**Problem statement**
Repeat all of the records verbatim.

**Data**

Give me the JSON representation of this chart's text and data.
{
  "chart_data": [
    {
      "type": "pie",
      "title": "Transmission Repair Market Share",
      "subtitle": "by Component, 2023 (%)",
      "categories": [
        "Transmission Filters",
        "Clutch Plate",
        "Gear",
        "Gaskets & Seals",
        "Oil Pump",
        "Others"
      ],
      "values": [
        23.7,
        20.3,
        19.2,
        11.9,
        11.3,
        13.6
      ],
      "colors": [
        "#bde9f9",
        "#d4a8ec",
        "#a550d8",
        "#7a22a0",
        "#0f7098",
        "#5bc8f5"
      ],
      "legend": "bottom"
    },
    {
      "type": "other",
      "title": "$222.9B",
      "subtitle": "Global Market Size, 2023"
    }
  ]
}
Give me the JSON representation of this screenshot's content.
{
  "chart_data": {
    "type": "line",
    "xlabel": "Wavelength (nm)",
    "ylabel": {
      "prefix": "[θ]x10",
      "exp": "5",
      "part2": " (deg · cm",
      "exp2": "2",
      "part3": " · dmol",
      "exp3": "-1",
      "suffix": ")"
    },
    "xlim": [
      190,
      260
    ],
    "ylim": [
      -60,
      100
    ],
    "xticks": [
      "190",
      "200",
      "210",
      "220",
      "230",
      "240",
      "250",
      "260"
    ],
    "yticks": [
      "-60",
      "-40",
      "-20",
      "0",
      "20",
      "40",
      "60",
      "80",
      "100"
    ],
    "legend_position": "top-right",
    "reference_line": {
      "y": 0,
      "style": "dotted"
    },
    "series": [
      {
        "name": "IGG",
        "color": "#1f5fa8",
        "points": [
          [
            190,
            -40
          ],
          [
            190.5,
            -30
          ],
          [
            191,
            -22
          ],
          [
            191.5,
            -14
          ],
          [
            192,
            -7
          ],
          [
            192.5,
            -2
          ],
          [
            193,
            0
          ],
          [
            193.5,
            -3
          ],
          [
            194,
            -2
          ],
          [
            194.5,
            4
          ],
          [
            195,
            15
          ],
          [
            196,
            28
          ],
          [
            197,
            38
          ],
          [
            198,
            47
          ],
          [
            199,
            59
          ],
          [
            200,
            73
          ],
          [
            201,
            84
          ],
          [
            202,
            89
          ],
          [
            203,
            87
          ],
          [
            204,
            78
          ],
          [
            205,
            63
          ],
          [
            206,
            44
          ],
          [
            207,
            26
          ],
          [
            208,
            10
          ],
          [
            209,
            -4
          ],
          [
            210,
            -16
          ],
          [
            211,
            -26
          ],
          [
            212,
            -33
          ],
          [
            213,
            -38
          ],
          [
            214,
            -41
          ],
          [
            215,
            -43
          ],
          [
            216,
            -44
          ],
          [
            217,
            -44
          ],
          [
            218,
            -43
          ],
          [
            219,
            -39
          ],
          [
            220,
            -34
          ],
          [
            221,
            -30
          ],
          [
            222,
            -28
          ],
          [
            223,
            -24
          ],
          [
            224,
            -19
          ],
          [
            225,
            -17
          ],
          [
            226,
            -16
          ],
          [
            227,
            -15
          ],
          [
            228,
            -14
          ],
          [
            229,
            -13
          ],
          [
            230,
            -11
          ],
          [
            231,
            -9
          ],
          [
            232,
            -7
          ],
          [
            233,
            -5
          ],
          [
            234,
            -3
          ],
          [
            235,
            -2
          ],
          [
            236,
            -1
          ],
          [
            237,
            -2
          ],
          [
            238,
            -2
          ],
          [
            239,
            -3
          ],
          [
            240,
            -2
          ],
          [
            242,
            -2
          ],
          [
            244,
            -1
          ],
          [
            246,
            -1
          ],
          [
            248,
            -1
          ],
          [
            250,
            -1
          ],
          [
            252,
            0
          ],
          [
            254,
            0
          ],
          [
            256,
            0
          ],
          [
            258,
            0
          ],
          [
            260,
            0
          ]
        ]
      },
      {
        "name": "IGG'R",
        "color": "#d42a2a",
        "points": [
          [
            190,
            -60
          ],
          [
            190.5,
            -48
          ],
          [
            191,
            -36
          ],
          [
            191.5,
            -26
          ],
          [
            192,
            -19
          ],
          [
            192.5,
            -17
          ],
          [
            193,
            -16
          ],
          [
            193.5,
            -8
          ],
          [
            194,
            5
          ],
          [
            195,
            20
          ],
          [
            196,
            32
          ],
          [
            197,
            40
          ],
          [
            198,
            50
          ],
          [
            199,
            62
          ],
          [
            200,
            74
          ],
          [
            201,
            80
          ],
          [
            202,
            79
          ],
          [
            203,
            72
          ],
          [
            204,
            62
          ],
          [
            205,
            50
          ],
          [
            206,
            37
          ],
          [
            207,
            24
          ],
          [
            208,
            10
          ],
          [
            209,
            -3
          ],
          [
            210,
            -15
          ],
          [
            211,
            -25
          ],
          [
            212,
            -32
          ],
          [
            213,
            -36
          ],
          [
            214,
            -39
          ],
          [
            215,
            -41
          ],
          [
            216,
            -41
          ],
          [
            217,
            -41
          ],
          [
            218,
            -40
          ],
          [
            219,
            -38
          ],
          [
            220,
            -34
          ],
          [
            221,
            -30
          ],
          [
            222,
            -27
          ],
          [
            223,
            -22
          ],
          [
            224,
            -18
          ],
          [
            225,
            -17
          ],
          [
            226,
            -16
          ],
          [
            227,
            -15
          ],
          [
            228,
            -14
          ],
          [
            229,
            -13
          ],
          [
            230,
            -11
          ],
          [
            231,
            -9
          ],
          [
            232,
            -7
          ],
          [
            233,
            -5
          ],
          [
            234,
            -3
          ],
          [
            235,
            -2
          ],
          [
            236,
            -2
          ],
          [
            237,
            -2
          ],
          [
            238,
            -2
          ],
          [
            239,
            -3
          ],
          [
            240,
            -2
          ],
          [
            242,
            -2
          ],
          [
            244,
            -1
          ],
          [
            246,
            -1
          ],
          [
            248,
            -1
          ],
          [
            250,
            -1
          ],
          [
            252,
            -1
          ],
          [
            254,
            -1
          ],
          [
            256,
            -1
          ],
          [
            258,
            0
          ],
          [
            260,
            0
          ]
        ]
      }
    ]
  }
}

**Output**
Give me the JSON representation of this chart's text and data.
{
  "chart_data": [
    {
      "type": "pie",
      "title": "Transmission Repair Market Share",
      "subtitle": "by Component, 2023 (%)",
      "categories": [
        "Transmission Filters",
        "Clutch Plate",
        "Gear",
        "Gaskets & Seals",
        "Oil Pump",
        "Others"
      ],
      "values": [
        23.7,
        20.3,
        19.2,
        11.9,
        11.3,
        13.6
      ],
      "colors": [
        "#bde9f9",
        "#d4a8ec",
        "#a550d8",
        "#7a22a0",
        "#0f7098",
        "#5bc8f5"
      ],
      "legend": "bottom"
    },
    {
      "type": "other",
      "title": "$222.9B",
      "subtitle": "Global Market Size, 2023"
    }
  ]
}
Give me the JSON representation of this screenshot's content.
{
  "chart_data": {
    "type": "line",
    "xlabel": "Wavelength (nm)",
    "ylabel": {
      "prefix": "[θ]x10",
      "exp": "5",
      "part2": " (deg · cm",
      "exp2": "2",
      "part3": " · dmol",
      "exp3": "-1",
      "suffix": ")"
    },
    "xlim": [
      190,
      260
    ],
    "ylim": [
      -60,
      100
    ],
    "xticks": [
      "190",
      "200",
      "210",
      "220",
      "230",
      "240",
      "250",
      "260"
    ],
    "yticks": [
      "-60",
      "-40",
      "-20",
      "0",
      "20",
      "40",
      "60",
      "80",
      "100"
    ],
    "legend_position": "top-right",
    "reference_line": {
      "y": 0,
      "style": "dotted"
    },
    "series": [
      {
        "name": "IGG",
        "color": "#1f5fa8",
        "points": [
          [
            190,
            -40
          ],
          [
            190.5,
            -30
          ],
          [
            191,
            -22
          ],
          [
            191.5,
            -14
          ],
          [
            192,
            -7
          ],
          [
            192.5,
            -2
          ],
          [
            193,
            0
          ],
          [
            193.5,
            -3
          ],
          [
            194,
            -2
          ],
          [
            194.5,
            4
          ],
          [
            195,
            15
          ],
          [
            196,
            28
          ],
          [
            197,
            38
          ],
          [
            198,
            47
          ],
          [
            199,
            59
          ],
          [
            200,
            73
          ],
          [
            201,
            84
          ],
          [
            202,
            89
          ],
          [
            203,
            87
          ],
          [
            204,
            78
          ],
          [
            205,
            63
          ],
          [
            206,
            44
          ],
          [
            207,
            26
          ],
          [
            208,
            10
          ],
          [
            209,
            -4
          ],
          [
            210,
            -16
          ],
          [
            211,
            -26
          ],
          [
            212,
            -33
          ],
          [
            213,
            -38
          ],
          [
            214,
            -41
          ],
          [
            215,
            -43
          ],
          [
            216,
            -44
          ],
          [
            217,
            -44
          ],
          [
            218,
            -43
          ],
          [
            219,
            -39
          ],
          [
            220,
            -34
          ],
          [
            221,
            -30
          ],
          [
            222,
            -28
          ],
          [
            223,
            -24
          ],
          [
            224,
            -19
          ],
          [
            225,
            -17
          ],
          [
            226,
            -16
          ],
          [
            227,
            -15
          ],
          [
            228,
            -14
          ],
          [
            229,
            -13
          ],
          [
            230,
            -11
          ],
          [
            231,
            -9
          ],
          [
            232,
            -7
          ],
          [
            233,
            -5
          ],
          [
            234,
            -3
          ],
          [
            235,
            -2
          ],
          [
            236,
            -1
          ],
          [
            237,
            -2
          ],
          [
            238,
            -2
          ],
          [
            239,
            -3
          ],
          [
            240,
            -2
          ],
          [
            242,
            -2
          ],
          [
            244,
            -1
          ],
          [
            246,
            -1
          ],
          [
            248,
            -1
          ],
          [
            250,
            -1
          ],
          [
            252,
            0
          ],
          [
            254,
            0
          ],
          [
            256,
            0
          ],
          [
            258,
            0
          ],
          [
            260,
            0
          ]
        ]
      },
      {
        "name": "IGG'R",
        "color": "#d42a2a",
        "points": [
          [
            190,
            -60
          ],
          [
            190.5,
            -48
          ],
          [
            191,
            -36
          ],
          [
            191.5,
            -26
          ],
          [
            192,
            -19
          ],
          [
            192.5,
            -17
          ],
          [
            193,
            -16
          ],
          [
            193.5,
            -8
          ],
          [
            194,
            5
          ],
          [
            195,
            20
          ],
          [
            196,
            32
          ],
          [
            197,
            40
          ],
          [
            198,
            50
          ],
          [
            199,
            62
          ],
          [
            200,
            74
          ],
          [
            201,
            80
          ],
          [
            202,
            79
          ],
          [
            203,
            72
          ],
          [
            204,
            62
          ],
          [
            205,
            50
          ],
          [
            206,
            37
          ],
          [
            207,
            24
          ],
          [
            208,
            10
          ],
          [
            209,
            -3
          ],
          [
            210,
            -15
          ],
          [
            211,
            -25
          ],
          [
            212,
            -32
          ],
          [
            213,
            -36
          ],
          [
            214,
            -39
          ],
          [
            215,
            -41
          ],
          [
            216,
            -41
          ],
          [
            217,
            -41
          ],
          [
            218,
            -40
          ],
          [
            219,
            -38
          ],
          [
            220,
            -34
          ],
          [
            221,
            -30
          ],
          [
            222,
            -27
          ],
          [
            223,
            -22
          ],
          [
            224,
            -18
          ],
          [
            225,
            -17
          ],
          [
            226,
            -16
          ],
          [
            227,
            -15
          ],
          [
            228,
            -14
          ],
          [
            229,
            -13
          ],
          [
            230,
            -11
          ],
          [
            231,
            -9
          ],
          [
            232,
            -7
          ],
          [
            233,
            -5
          ],
          [
            234,
            -3
          ],
          [
            235,
            -2
          ],
          [
            236,
            -2
          ],
          [
            237,
            -2
          ],
          [
            238,
            -2
          ],
          [
            239,
            -3
          ],
          [
            240,
            -2
          ],
          [
            242,
            -2
          ],
          [
            244,
            -1
          ],
          [
            246,
            -1
          ],
          [
            248,
            -1
          ],
          [
            250,
            -1
          ],
          [
            252,
            -1
          ],
          [
            254,
            -1
          ],
          [
            256,
            -1
          ],
          [
            258,
            0
          ],
          [
            260,
            0
          ]
        ]
      }
    ]
  }
}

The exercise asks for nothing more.